Exercise directions
Copy out all the lines where "first" shows up.

Data for this exercise

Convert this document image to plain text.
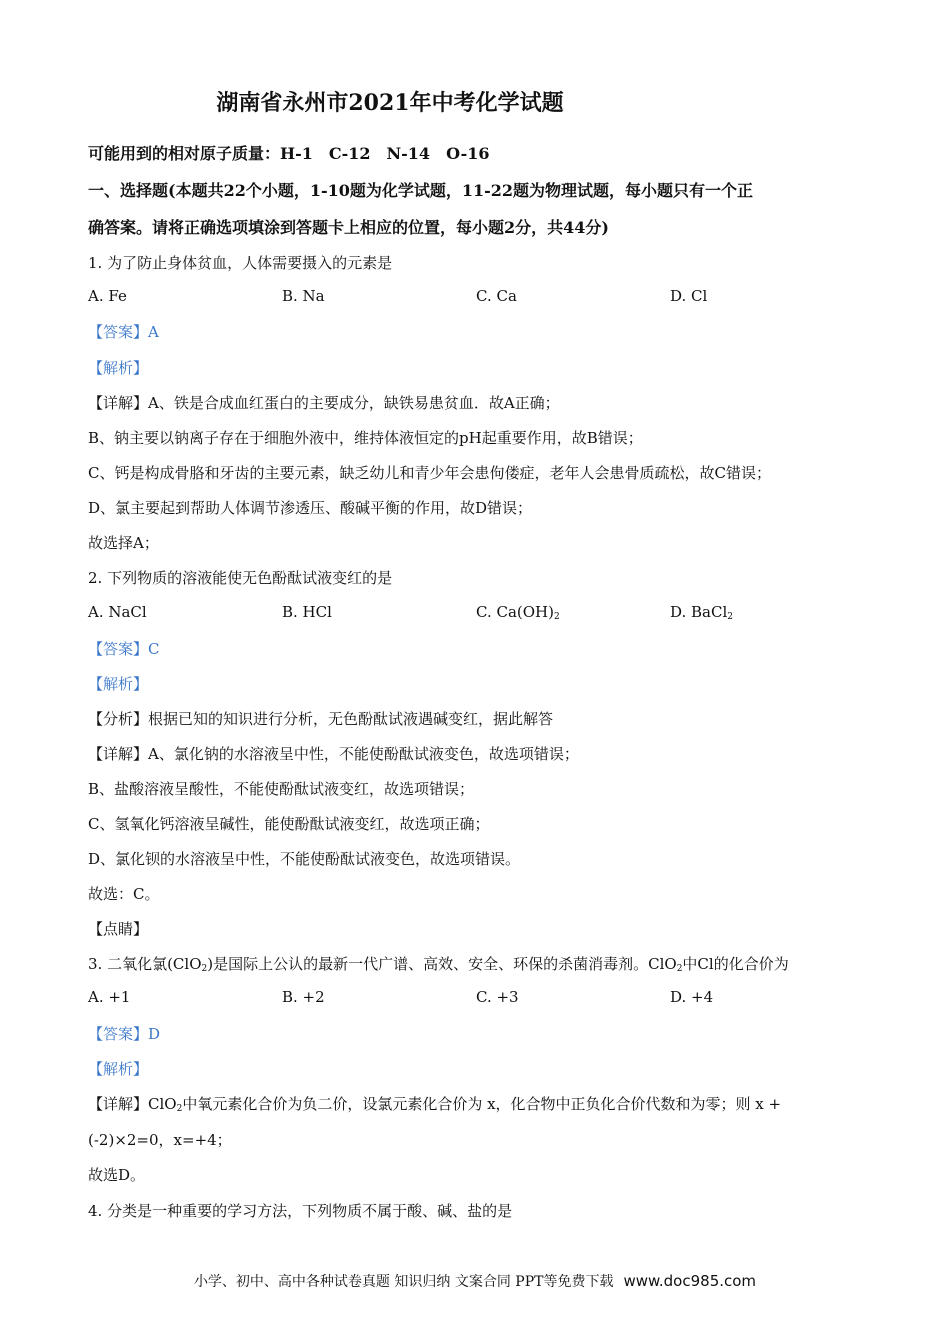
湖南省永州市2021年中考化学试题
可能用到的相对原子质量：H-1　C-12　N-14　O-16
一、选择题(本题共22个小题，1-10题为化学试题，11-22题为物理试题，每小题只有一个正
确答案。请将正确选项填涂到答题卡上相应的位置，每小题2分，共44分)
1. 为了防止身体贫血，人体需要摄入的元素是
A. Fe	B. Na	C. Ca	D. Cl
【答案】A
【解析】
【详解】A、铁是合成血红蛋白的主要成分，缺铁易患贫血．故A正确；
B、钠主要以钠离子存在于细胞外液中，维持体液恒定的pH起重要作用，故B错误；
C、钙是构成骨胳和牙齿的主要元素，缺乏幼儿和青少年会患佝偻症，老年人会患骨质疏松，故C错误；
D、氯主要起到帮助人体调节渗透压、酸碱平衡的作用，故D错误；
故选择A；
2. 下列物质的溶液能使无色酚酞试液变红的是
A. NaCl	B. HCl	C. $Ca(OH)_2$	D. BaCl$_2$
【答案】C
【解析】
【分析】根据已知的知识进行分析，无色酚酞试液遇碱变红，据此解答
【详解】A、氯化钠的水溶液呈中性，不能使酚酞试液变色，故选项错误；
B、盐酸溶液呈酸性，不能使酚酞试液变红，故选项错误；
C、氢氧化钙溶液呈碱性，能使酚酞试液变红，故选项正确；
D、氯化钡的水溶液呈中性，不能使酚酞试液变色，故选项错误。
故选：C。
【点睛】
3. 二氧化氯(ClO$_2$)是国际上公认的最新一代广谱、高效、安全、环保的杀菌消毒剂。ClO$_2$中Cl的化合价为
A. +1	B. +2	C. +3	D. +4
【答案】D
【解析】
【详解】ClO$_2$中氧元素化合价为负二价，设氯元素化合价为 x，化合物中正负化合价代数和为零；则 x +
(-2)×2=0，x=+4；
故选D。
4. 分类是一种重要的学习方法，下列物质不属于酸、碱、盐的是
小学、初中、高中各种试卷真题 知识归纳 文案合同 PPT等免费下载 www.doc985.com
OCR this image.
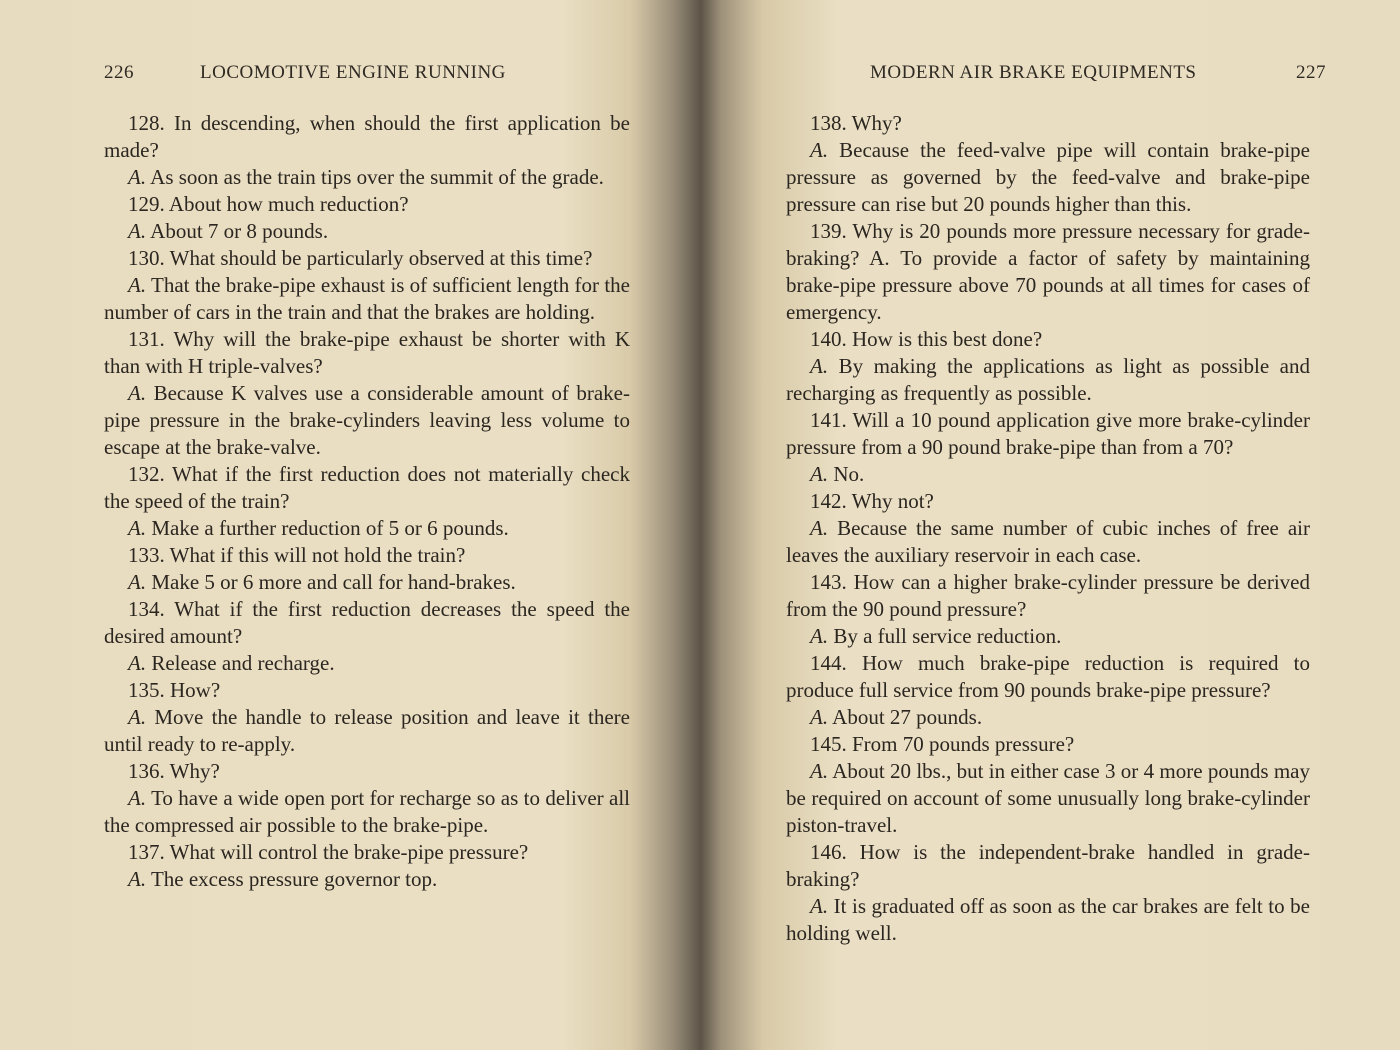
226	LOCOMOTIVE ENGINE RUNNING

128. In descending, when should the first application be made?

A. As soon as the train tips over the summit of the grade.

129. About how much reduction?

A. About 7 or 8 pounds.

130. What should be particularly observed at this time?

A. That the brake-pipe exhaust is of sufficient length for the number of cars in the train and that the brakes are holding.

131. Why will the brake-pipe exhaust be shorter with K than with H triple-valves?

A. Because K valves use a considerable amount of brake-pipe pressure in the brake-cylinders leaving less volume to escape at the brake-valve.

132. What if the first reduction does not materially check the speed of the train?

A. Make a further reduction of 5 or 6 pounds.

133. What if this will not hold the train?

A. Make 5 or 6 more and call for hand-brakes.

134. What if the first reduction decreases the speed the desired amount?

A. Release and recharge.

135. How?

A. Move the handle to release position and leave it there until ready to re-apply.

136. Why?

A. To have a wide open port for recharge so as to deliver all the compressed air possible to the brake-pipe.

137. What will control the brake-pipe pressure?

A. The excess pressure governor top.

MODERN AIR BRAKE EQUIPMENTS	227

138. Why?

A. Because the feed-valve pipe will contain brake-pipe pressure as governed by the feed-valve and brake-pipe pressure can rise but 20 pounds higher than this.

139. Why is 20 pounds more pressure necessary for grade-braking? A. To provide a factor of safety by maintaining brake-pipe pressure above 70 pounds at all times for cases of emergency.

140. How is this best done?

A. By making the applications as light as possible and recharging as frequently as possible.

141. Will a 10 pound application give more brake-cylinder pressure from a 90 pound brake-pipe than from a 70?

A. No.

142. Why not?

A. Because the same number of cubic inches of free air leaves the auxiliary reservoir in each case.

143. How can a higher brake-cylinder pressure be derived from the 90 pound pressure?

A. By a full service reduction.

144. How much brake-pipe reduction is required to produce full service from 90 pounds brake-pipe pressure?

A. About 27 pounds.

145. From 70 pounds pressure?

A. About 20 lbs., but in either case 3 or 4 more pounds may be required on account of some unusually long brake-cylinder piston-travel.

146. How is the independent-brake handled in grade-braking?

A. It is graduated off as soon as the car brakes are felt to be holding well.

Correct result
128. In descending, when should the first application be made?
132. What if the first reduction does not materially check the speed of the train?
134. What if the first reduction decreases the speed the desired amount?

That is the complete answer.